* begin *

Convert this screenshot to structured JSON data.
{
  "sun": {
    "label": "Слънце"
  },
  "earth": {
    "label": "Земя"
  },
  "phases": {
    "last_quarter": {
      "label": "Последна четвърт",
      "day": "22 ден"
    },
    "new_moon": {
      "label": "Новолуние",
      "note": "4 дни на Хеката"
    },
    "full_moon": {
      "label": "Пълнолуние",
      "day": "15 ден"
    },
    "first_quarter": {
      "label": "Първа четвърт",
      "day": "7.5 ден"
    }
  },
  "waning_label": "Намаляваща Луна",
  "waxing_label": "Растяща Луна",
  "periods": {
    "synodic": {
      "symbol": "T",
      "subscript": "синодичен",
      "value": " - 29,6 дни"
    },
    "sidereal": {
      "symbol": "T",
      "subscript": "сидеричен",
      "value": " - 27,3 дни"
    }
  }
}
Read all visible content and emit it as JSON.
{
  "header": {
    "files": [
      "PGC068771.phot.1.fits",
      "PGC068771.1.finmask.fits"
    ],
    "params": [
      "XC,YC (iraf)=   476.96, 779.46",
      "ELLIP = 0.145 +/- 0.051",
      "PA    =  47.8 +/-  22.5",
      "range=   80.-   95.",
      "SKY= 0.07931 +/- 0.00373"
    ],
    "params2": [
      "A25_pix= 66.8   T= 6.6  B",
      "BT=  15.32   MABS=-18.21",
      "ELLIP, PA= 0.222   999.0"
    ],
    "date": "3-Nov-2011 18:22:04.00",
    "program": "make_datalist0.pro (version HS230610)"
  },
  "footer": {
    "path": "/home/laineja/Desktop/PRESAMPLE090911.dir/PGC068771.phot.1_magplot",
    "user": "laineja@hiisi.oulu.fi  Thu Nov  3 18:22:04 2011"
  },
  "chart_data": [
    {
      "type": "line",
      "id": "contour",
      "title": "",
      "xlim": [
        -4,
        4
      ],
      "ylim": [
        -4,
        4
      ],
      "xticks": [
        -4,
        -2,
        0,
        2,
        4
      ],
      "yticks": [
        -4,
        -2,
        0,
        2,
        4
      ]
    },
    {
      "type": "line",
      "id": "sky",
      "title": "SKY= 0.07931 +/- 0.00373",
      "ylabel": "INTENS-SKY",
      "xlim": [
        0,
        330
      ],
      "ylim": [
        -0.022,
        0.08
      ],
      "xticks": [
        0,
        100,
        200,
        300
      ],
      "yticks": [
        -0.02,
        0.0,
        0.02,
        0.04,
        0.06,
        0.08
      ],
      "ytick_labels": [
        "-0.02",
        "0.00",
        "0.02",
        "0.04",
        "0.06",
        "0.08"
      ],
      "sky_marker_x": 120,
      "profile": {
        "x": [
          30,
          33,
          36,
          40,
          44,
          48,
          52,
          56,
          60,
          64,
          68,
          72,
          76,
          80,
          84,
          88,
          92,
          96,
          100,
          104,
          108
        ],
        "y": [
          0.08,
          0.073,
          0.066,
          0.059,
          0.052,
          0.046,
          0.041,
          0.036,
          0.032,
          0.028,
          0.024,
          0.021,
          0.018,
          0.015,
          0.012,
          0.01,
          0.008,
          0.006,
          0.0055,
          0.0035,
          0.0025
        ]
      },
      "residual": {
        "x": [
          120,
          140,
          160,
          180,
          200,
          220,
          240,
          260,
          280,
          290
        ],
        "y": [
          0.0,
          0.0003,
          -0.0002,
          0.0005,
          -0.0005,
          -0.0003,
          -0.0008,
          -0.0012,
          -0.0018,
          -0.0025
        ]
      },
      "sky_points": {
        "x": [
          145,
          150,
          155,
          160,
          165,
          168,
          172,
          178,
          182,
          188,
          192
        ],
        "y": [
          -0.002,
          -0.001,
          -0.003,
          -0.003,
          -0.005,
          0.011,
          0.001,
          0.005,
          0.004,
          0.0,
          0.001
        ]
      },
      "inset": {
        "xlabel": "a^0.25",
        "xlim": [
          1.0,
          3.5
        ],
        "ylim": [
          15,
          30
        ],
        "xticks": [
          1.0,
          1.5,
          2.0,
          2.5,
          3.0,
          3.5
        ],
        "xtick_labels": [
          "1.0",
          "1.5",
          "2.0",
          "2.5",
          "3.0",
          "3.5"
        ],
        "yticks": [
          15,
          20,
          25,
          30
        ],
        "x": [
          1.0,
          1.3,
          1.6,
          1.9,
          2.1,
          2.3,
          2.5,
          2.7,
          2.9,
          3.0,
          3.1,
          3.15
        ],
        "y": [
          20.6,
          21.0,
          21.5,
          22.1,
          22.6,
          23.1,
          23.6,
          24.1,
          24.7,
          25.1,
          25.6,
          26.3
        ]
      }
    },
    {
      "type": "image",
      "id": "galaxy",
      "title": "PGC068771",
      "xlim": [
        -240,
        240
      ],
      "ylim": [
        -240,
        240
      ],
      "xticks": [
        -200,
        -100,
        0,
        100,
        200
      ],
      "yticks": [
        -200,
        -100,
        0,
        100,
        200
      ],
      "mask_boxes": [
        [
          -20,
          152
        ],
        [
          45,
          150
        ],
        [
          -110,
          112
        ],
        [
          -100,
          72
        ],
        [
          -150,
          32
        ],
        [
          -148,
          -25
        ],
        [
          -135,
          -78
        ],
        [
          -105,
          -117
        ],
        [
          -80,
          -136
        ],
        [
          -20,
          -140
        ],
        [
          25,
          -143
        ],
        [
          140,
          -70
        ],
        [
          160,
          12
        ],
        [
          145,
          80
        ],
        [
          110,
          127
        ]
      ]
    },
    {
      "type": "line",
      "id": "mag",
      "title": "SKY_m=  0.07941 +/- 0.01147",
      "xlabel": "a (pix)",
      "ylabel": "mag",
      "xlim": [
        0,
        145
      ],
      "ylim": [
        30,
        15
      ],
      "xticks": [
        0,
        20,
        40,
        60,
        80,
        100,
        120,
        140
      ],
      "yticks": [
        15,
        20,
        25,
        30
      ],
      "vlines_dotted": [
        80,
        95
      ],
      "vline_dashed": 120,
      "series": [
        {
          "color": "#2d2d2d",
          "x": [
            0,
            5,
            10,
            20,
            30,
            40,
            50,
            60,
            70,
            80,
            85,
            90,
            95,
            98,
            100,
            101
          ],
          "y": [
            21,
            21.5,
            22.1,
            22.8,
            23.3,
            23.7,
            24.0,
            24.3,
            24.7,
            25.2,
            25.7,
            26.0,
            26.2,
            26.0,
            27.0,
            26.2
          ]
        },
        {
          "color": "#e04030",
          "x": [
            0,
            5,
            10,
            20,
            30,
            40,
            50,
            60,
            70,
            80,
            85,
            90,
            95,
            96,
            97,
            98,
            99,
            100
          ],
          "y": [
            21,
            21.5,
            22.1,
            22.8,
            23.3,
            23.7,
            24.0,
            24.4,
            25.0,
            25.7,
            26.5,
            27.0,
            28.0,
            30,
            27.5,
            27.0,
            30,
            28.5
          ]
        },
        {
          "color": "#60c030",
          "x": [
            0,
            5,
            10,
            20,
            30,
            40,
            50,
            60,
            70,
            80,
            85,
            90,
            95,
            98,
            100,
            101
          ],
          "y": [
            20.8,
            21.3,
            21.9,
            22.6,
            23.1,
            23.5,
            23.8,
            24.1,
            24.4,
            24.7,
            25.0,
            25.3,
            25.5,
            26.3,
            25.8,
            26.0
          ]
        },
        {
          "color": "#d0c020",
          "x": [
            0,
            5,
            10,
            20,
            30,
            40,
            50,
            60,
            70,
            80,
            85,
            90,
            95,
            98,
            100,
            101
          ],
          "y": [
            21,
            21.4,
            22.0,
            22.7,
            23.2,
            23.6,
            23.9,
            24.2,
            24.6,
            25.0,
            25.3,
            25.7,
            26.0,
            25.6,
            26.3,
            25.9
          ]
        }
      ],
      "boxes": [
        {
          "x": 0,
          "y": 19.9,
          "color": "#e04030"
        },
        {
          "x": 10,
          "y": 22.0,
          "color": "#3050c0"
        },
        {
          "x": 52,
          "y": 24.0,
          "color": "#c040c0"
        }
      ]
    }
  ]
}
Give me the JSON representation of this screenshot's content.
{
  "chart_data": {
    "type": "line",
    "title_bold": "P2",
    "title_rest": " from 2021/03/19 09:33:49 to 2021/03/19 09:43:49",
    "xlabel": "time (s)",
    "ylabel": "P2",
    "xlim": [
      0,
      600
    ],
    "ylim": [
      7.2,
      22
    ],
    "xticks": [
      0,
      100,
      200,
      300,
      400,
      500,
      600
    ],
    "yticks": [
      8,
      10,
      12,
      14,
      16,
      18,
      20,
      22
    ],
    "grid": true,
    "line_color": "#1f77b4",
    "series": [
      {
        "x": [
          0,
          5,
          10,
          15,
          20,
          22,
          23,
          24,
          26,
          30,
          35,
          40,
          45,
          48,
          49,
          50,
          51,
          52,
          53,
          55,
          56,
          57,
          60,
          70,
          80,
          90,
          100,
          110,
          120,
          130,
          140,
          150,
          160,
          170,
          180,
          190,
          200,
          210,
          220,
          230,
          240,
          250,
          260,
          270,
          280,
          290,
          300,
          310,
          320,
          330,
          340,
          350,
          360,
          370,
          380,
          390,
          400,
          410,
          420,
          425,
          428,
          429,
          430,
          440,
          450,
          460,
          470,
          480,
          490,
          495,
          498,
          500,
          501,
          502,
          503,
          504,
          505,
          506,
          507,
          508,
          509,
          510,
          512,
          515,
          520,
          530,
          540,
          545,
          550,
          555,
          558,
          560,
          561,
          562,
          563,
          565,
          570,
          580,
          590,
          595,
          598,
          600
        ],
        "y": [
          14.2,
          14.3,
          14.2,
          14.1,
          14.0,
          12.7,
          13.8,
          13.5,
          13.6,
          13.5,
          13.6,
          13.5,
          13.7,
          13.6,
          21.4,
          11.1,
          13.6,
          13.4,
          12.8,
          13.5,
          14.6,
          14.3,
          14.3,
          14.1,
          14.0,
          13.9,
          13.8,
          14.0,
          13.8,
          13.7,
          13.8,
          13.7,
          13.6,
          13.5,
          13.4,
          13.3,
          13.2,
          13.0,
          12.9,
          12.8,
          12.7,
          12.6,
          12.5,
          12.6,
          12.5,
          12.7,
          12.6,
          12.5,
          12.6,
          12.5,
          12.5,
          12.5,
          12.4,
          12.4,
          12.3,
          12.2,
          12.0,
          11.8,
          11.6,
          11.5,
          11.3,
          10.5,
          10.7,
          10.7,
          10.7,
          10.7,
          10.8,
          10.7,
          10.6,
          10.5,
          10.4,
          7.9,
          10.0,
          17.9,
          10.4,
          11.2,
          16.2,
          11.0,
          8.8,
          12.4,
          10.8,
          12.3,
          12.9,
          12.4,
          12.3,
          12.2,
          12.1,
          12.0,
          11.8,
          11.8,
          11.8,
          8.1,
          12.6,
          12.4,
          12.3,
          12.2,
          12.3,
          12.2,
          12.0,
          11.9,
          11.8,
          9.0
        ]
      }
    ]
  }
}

* end *

_Task objective_
Extract all lines from the material above that include the word "четвърт".

_Full response_
      "label": "Последна четвърт",
      "label": "Първа четвърт",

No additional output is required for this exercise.